## BEGIN

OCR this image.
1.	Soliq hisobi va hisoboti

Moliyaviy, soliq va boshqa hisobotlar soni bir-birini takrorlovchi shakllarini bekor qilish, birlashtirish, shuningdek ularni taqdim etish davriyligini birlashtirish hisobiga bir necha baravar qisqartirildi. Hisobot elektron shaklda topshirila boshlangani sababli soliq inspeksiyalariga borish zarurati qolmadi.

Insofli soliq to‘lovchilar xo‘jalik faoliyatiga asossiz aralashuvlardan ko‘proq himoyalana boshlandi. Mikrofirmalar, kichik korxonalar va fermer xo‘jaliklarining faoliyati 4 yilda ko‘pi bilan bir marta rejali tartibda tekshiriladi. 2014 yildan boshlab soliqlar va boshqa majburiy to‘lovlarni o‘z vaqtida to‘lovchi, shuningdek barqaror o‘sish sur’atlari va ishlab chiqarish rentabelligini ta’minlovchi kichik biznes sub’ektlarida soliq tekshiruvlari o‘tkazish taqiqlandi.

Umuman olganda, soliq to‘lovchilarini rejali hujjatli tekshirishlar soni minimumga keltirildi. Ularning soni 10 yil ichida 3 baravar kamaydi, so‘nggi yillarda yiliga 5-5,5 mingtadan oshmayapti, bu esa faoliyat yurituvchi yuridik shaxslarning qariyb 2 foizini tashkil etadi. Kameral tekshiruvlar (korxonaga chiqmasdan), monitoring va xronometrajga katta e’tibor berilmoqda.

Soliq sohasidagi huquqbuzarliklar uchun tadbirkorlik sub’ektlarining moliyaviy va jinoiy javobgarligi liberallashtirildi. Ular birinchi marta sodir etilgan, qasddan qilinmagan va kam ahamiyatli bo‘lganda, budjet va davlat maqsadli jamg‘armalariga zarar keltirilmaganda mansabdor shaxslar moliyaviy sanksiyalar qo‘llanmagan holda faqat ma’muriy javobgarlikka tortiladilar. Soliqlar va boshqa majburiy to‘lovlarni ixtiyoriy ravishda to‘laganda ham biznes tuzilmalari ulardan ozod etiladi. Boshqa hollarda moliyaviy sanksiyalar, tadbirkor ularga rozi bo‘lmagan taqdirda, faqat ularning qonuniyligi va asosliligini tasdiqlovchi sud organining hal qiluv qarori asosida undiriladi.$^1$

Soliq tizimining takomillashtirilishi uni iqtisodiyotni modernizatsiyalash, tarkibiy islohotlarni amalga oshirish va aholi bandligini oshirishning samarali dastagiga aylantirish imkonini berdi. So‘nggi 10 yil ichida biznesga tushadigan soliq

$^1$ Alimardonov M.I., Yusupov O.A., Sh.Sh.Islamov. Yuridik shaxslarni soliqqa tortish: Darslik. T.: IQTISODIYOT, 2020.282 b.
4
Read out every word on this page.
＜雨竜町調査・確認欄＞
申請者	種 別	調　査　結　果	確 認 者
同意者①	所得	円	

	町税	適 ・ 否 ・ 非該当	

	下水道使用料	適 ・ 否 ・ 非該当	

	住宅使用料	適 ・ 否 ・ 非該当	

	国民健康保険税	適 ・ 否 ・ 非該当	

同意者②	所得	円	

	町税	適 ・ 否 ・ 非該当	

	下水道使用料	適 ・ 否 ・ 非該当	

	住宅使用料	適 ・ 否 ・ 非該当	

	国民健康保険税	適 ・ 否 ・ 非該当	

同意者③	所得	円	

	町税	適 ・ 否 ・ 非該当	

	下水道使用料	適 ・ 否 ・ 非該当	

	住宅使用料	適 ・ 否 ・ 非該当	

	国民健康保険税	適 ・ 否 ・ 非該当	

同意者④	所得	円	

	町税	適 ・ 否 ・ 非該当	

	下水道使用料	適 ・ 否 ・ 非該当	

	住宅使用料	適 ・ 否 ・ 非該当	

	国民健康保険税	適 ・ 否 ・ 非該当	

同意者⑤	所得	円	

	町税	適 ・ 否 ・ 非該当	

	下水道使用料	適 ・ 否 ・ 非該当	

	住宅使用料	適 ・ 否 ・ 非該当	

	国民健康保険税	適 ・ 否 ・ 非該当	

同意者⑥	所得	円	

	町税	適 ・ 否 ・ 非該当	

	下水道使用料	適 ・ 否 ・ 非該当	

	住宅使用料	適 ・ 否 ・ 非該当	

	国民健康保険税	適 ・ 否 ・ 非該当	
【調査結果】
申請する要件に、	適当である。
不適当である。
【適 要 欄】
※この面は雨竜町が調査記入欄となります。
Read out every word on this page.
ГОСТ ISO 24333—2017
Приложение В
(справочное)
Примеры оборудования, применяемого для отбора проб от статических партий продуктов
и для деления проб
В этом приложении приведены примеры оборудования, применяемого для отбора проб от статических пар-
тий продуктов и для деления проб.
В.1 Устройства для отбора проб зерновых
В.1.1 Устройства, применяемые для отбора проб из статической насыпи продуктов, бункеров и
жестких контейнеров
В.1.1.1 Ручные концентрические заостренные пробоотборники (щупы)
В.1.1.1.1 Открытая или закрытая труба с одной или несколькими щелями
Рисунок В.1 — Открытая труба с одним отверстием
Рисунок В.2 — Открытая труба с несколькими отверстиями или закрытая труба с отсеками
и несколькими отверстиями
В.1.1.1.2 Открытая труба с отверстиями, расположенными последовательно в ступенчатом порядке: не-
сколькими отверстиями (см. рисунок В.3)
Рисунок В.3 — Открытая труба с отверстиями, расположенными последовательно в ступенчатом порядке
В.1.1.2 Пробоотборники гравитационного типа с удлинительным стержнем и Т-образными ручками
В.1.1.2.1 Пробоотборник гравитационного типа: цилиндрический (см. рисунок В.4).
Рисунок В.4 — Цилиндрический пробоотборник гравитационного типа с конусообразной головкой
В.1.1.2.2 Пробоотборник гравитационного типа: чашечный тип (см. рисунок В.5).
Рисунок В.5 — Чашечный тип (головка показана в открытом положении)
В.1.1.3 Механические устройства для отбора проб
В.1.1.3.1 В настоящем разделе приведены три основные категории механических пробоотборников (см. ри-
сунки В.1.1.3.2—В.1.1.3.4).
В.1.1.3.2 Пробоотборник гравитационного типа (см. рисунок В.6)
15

## END

Output all of the data above without any alteration.

| Correct response |
OCR this image.
1.	Soliq hisobi va hisoboti

Moliyaviy, soliq va boshqa hisobotlar soni bir-birini takrorlovchi shakllarini bekor qilish, birlashtirish, shuningdek ularni taqdim etish davriyligini birlashtirish hisobiga bir necha baravar qisqartirildi. Hisobot elektron shaklda topshirila boshlangani sababli soliq inspeksiyalariga borish zarurati qolmadi.

Insofli soliq to‘lovchilar xo‘jalik faoliyatiga asossiz aralashuvlardan ko‘proq himoyalana boshlandi. Mikrofirmalar, kichik korxonalar va fermer xo‘jaliklarining faoliyati 4 yilda ko‘pi bilan bir marta rejali tartibda tekshiriladi. 2014 yildan boshlab soliqlar va boshqa majburiy to‘lovlarni o‘z vaqtida to‘lovchi, shuningdek barqaror o‘sish sur’atlari va ishlab chiqarish rentabelligini ta’minlovchi kichik biznes sub’ektlarida soliq tekshiruvlari o‘tkazish taqiqlandi.

Umuman olganda, soliq to‘lovchilarini rejali hujjatli tekshirishlar soni minimumga keltirildi. Ularning soni 10 yil ichida 3 baravar kamaydi, so‘nggi yillarda yiliga 5-5,5 mingtadan oshmayapti, bu esa faoliyat yurituvchi yuridik shaxslarning qariyb 2 foizini tashkil etadi. Kameral tekshiruvlar (korxonaga chiqmasdan), monitoring va xronometrajga katta e’tibor berilmoqda.

Soliq sohasidagi huquqbuzarliklar uchun tadbirkorlik sub’ektlarining moliyaviy va jinoiy javobgarligi liberallashtirildi. Ular birinchi marta sodir etilgan, qasddan qilinmagan va kam ahamiyatli bo‘lganda, budjet va davlat maqsadli jamg‘armalariga zarar keltirilmaganda mansabdor shaxslar moliyaviy sanksiyalar qo‘llanmagan holda faqat ma’muriy javobgarlikka tortiladilar. Soliqlar va boshqa majburiy to‘lovlarni ixtiyoriy ravishda to‘laganda ham biznes tuzilmalari ulardan ozod etiladi. Boshqa hollarda moliyaviy sanksiyalar, tadbirkor ularga rozi bo‘lmagan taqdirda, faqat ularning qonuniyligi va asosliligini tasdiqlovchi sud organining hal qiluv qarori asosida undiriladi.$^1$

Soliq tizimining takomillashtirilishi uni iqtisodiyotni modernizatsiyalash, tarkibiy islohotlarni amalga oshirish va aholi bandligini oshirishning samarali dastagiga aylantirish imkonini berdi. So‘nggi 10 yil ichida biznesga tushadigan soliq

$^1$ Alimardonov M.I., Yusupov O.A., Sh.Sh.Islamov. Yuridik shaxslarni soliqqa tortish: Darslik. T.: IQTISODIYOT, 2020.282 b.
4
Read out every word on this page.
＜雨竜町調査・確認欄＞
申請者	種 別	調　査　結　果	確 認 者
同意者①	所得	円	

	町税	適 ・ 否 ・ 非該当	

	下水道使用料	適 ・ 否 ・ 非該当	

	住宅使用料	適 ・ 否 ・ 非該当	

	国民健康保険税	適 ・ 否 ・ 非該当	

同意者②	所得	円	

	町税	適 ・ 否 ・ 非該当	

	下水道使用料	適 ・ 否 ・ 非該当	

	住宅使用料	適 ・ 否 ・ 非該当	

	国民健康保険税	適 ・ 否 ・ 非該当	

同意者③	所得	円	

	町税	適 ・ 否 ・ 非該当	

	下水道使用料	適 ・ 否 ・ 非該当	

	住宅使用料	適 ・ 否 ・ 非該当	

	国民健康保険税	適 ・ 否 ・ 非該当	

同意者④	所得	円	

	町税	適 ・ 否 ・ 非該当	

	下水道使用料	適 ・ 否 ・ 非該当	

	住宅使用料	適 ・ 否 ・ 非該当	

	国民健康保険税	適 ・ 否 ・ 非該当	

同意者⑤	所得	円	

	町税	適 ・ 否 ・ 非該当	

	下水道使用料	適 ・ 否 ・ 非該当	

	住宅使用料	適 ・ 否 ・ 非該当	

	国民健康保険税	適 ・ 否 ・ 非該当	

同意者⑥	所得	円	

	町税	適 ・ 否 ・ 非該当	

	下水道使用料	適 ・ 否 ・ 非該当	

	住宅使用料	適 ・ 否 ・ 非該当	

	国民健康保険税	適 ・ 否 ・ 非該当	
【調査結果】
申請する要件に、	適当である。
不適当である。
【適 要 欄】
※この面は雨竜町が調査記入欄となります。
Read out every word on this page.
ГОСТ ISO 24333—2017
Приложение В
(справочное)
Примеры оборудования, применяемого для отбора проб от статических партий продуктов
и для деления проб
В этом приложении приведены примеры оборудования, применяемого для отбора проб от статических пар-
тий продуктов и для деления проб.
В.1 Устройства для отбора проб зерновых
В.1.1 Устройства, применяемые для отбора проб из статической насыпи продуктов, бункеров и
жестких контейнеров
В.1.1.1 Ручные концентрические заостренные пробоотборники (щупы)
В.1.1.1.1 Открытая или закрытая труба с одной или несколькими щелями
Рисунок В.1 — Открытая труба с одним отверстием
Рисунок В.2 — Открытая труба с несколькими отверстиями или закрытая труба с отсеками
и несколькими отверстиями
В.1.1.1.2 Открытая труба с отверстиями, расположенными последовательно в ступенчатом порядке: не-
сколькими отверстиями (см. рисунок В.3)
Рисунок В.3 — Открытая труба с отверстиями, расположенными последовательно в ступенчатом порядке
В.1.1.2 Пробоотборники гравитационного типа с удлинительным стержнем и Т-образными ручками
В.1.1.2.1 Пробоотборник гравитационного типа: цилиндрический (см. рисунок В.4).
Рисунок В.4 — Цилиндрический пробоотборник гравитационного типа с конусообразной головкой
В.1.1.2.2 Пробоотборник гравитационного типа: чашечный тип (см. рисунок В.5).
Рисунок В.5 — Чашечный тип (головка показана в открытом положении)
В.1.1.3 Механические устройства для отбора проб
В.1.1.3.1 В настоящем разделе приведены три основные категории механических пробоотборников (см. ри-
сунки В.1.1.3.2—В.1.1.3.4).
В.1.1.3.2 Пробоотборник гравитационного типа (см. рисунок В.6)
15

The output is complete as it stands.